--- STATED PROBLEM ---
The complete listing should be restated exactly.

--- ROWS ---
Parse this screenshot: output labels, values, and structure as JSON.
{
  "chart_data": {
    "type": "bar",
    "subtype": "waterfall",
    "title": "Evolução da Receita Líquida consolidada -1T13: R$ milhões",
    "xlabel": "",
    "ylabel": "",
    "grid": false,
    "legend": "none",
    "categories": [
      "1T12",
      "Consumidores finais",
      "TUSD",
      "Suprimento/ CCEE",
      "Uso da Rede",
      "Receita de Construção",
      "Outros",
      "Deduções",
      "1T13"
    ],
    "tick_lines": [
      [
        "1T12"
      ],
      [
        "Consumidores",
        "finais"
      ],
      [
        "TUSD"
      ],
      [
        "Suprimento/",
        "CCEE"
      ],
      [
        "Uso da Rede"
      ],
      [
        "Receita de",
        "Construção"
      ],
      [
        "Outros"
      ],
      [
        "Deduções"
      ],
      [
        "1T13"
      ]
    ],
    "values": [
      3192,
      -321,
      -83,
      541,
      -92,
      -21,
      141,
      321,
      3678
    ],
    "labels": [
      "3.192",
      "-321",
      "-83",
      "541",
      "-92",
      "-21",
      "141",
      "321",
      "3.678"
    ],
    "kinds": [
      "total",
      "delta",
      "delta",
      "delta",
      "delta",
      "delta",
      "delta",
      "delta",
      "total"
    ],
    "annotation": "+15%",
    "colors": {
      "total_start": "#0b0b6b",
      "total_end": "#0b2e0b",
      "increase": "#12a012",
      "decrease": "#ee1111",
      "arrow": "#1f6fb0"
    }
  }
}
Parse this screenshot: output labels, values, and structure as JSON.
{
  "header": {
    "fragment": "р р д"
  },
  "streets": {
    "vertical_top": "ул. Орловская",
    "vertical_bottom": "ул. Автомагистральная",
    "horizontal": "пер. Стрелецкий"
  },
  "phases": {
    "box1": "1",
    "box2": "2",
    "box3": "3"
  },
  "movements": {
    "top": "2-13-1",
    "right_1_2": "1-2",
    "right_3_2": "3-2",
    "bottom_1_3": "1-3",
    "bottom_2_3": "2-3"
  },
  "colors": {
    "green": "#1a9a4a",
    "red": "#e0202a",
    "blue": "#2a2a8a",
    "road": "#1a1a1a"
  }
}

--- THE SOLUTION ---
Parse this screenshot: output labels, values, and structure as JSON.
{
  "chart_data": {
    "type": "bar",
    "subtype": "waterfall",
    "title": "Evolução da Receita Líquida consolidada -1T13: R$ milhões",
    "xlabel": "",
    "ylabel": "",
    "grid": false,
    "legend": "none",
    "categories": [
      "1T12",
      "Consumidores finais",
      "TUSD",
      "Suprimento/ CCEE",
      "Uso da Rede",
      "Receita de Construção",
      "Outros",
      "Deduções",
      "1T13"
    ],
    "tick_lines": [
      [
        "1T12"
      ],
      [
        "Consumidores",
        "finais"
      ],
      [
        "TUSD"
      ],
      [
        "Suprimento/",
        "CCEE"
      ],
      [
        "Uso da Rede"
      ],
      [
        "Receita de",
        "Construção"
      ],
      [
        "Outros"
      ],
      [
        "Deduções"
      ],
      [
        "1T13"
      ]
    ],
    "values": [
      3192,
      -321,
      -83,
      541,
      -92,
      -21,
      141,
      321,
      3678
    ],
    "labels": [
      "3.192",
      "-321",
      "-83",
      "541",
      "-92",
      "-21",
      "141",
      "321",
      "3.678"
    ],
    "kinds": [
      "total",
      "delta",
      "delta",
      "delta",
      "delta",
      "delta",
      "delta",
      "delta",
      "total"
    ],
    "annotation": "+15%",
    "colors": {
      "total_start": "#0b0b6b",
      "total_end": "#0b2e0b",
      "increase": "#12a012",
      "decrease": "#ee1111",
      "arrow": "#1f6fb0"
    }
  }
}
Parse this screenshot: output labels, values, and structure as JSON.
{
  "header": {
    "fragment": "р р д"
  },
  "streets": {
    "vertical_top": "ул. Орловская",
    "vertical_bottom": "ул. Автомагистральная",
    "horizontal": "пер. Стрелецкий"
  },
  "phases": {
    "box1": "1",
    "box2": "2",
    "box3": "3"
  },
  "movements": {
    "top": "2-13-1",
    "right_1_2": "1-2",
    "right_3_2": "3-2",
    "bottom_1_3": "1-3",
    "bottom_2_3": "2-3"
  },
  "colors": {
    "green": "#1a9a4a",
    "red": "#e0202a",
    "blue": "#2a2a8a",
    "road": "#1a1a1a"
  }
}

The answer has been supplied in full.